# [Short problem]
Below are some records. Pull every line that contains the word "sålda".

# [Dataset]
.....
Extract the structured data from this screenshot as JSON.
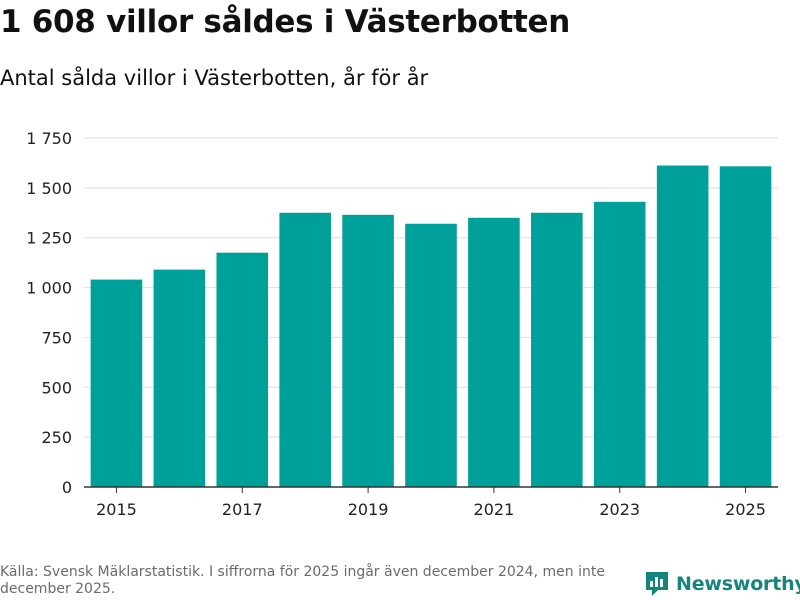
{
  "title": "1 608 villor såldes i Västerbotten",
  "subtitle": "Antal sålda villor i Västerbotten, år för år",
  "source": "Källa: Svensk Mäklarstatistik. I siffrorna för 2025 ingår även december 2024, men inte december 2025.",
  "brand": {
    "name": "Newsworthy",
    "color": "#14857c",
    "icon": "newsworthy-logo-icon"
  },
  "colors": {
    "bar": "#00a09a",
    "grid": "#dddddd",
    "axis": "#333333"
  },
  "chart_data": {
    "type": "bar",
    "title": "1 608 villor såldes i Västerbotten",
    "subtitle": "Antal sålda villor i Västerbotten, år för år",
    "xlabel": "",
    "ylabel": "",
    "categories": [
      "2015",
      "2016",
      "2017",
      "2018",
      "2019",
      "2020",
      "2021",
      "2022",
      "2023",
      "2024",
      "2025"
    ],
    "values": [
      1040,
      1090,
      1175,
      1375,
      1365,
      1320,
      1350,
      1375,
      1430,
      1612,
      1608
    ],
    "x_tick_labels": [
      "2015",
      "2017",
      "2019",
      "2021",
      "2023",
      "2025"
    ],
    "y_ticks": [
      0,
      250,
      500,
      750,
      1000,
      1250,
      1500,
      1750
    ],
    "y_tick_labels": [
      "0",
      "250",
      "500",
      "750",
      "1 000",
      "1 250",
      "1 500",
      "1 750"
    ],
    "ylim": [
      0,
      1750
    ],
    "grid": true,
    "legend": "none"
  }
}
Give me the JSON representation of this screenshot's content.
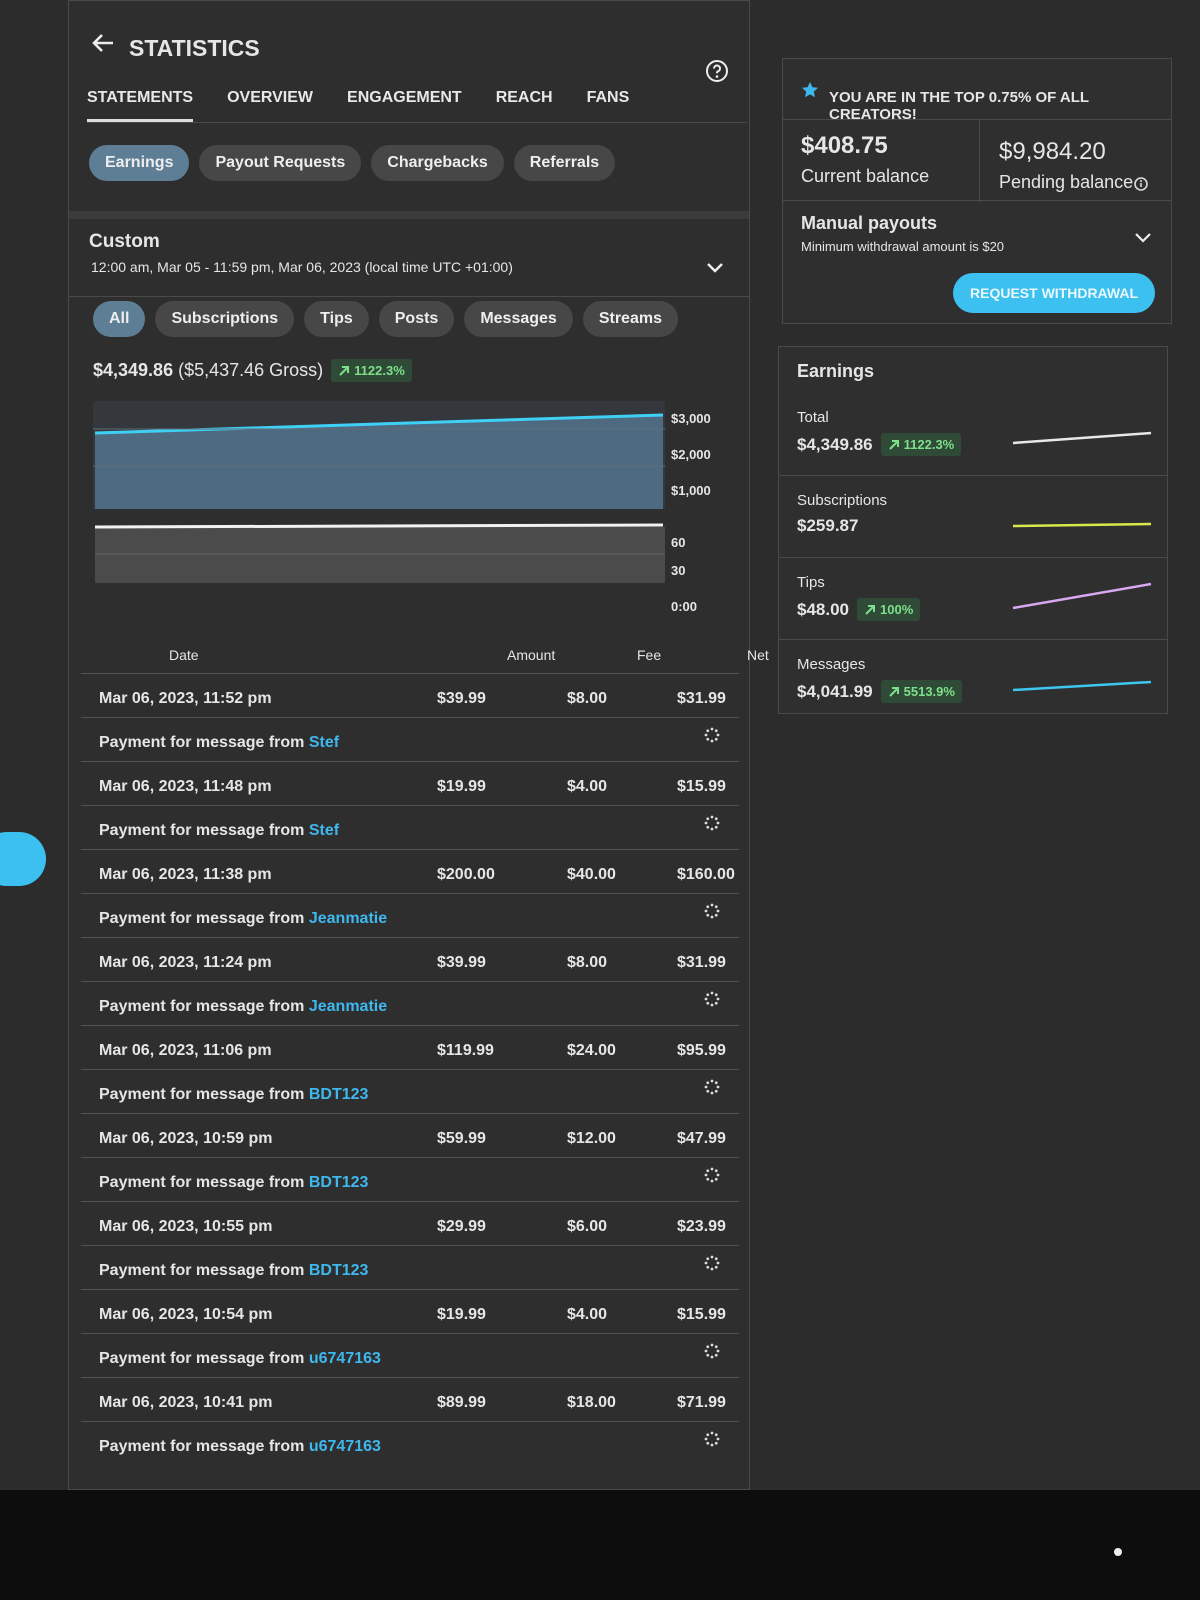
{
  "header": {
    "title": "STATISTICS"
  },
  "tabs": [
    "STATEMENTS",
    "OVERVIEW",
    "ENGAGEMENT",
    "REACH",
    "FANS"
  ],
  "subtabs": [
    "Earnings",
    "Payout Requests",
    "Chargebacks",
    "Referrals"
  ],
  "period": {
    "label": "Custom",
    "range": "12:00 am, Mar 05 - 11:59 pm, Mar 06, 2023 (local time UTC +01:00)"
  },
  "filters": [
    "All",
    "Subscriptions",
    "Tips",
    "Posts",
    "Messages",
    "Streams"
  ],
  "summary": {
    "net": "$4,349.86",
    "gross": "($5,437.46 Gross)",
    "change": "1122.3%"
  },
  "chart": {
    "upper_axis": [
      "$3,000",
      "$2,000",
      "$1,000"
    ],
    "lower_axis": [
      "60",
      "30",
      "0:00"
    ]
  },
  "table": {
    "columns": [
      "Date",
      "Amount",
      "Fee",
      "Net"
    ],
    "rows": [
      {
        "date": "Mar 06, 2023, 11:52 pm",
        "amount": "$39.99",
        "fee": "$8.00",
        "net": "$31.99",
        "description": "Payment for message from",
        "user": "Stef"
      },
      {
        "date": "Mar 06, 2023, 11:48 pm",
        "amount": "$19.99",
        "fee": "$4.00",
        "net": "$15.99",
        "description": "Payment for message from",
        "user": "Stef"
      },
      {
        "date": "Mar 06, 2023, 11:38 pm",
        "amount": "$200.00",
        "fee": "$40.00",
        "net": "$160.00",
        "description": "Payment for message from",
        "user": "Jeanmatie"
      },
      {
        "date": "Mar 06, 2023, 11:24 pm",
        "amount": "$39.99",
        "fee": "$8.00",
        "net": "$31.99",
        "description": "Payment for message from",
        "user": "Jeanmatie"
      },
      {
        "date": "Mar 06, 2023, 11:06 pm",
        "amount": "$119.99",
        "fee": "$24.00",
        "net": "$95.99",
        "description": "Payment for message from",
        "user": "BDT123"
      },
      {
        "date": "Mar 06, 2023, 10:59 pm",
        "amount": "$59.99",
        "fee": "$12.00",
        "net": "$47.99",
        "description": "Payment for message from",
        "user": "BDT123"
      },
      {
        "date": "Mar 06, 2023, 10:55 pm",
        "amount": "$29.99",
        "fee": "$6.00",
        "net": "$23.99",
        "description": "Payment for message from",
        "user": "BDT123"
      },
      {
        "date": "Mar 06, 2023, 10:54 pm",
        "amount": "$19.99",
        "fee": "$4.00",
        "net": "$15.99",
        "description": "Payment for message from",
        "user": "u6747163"
      },
      {
        "date": "Mar 06, 2023, 10:41 pm",
        "amount": "$89.99",
        "fee": "$18.00",
        "net": "$71.99",
        "description": "Payment for message from",
        "user": "u6747163"
      }
    ]
  },
  "sidebar": {
    "banner": "YOU ARE IN THE TOP 0.75% OF ALL CREATORS!",
    "current_balance": {
      "value": "$408.75",
      "label": "Current balance"
    },
    "pending_balance": {
      "value": "$9,984.20",
      "label": "Pending balance"
    },
    "payouts": {
      "title": "Manual payouts",
      "note": "Minimum withdrawal amount is $20",
      "button": "REQUEST WITHDRAWAL"
    },
    "earnings": {
      "title": "Earnings",
      "items": [
        {
          "label": "Total",
          "value": "$4,349.86",
          "change": "1122.3%",
          "color": "#e8e8e8"
        },
        {
          "label": "Subscriptions",
          "value": "$259.87",
          "color": "#d7e84a"
        },
        {
          "label": "Tips",
          "value": "$48.00",
          "change": "100%",
          "color": "#d9a8f0"
        },
        {
          "label": "Messages",
          "value": "$4,041.99",
          "change": "5513.9%",
          "color": "#3cc8f0"
        }
      ]
    }
  }
}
.....
# [Full answer]
  "subtitle": "Antal sålda villor i Västerbotten, år för år",
    "subtitle": "Antal sålda villor i Västerbotten, år för år",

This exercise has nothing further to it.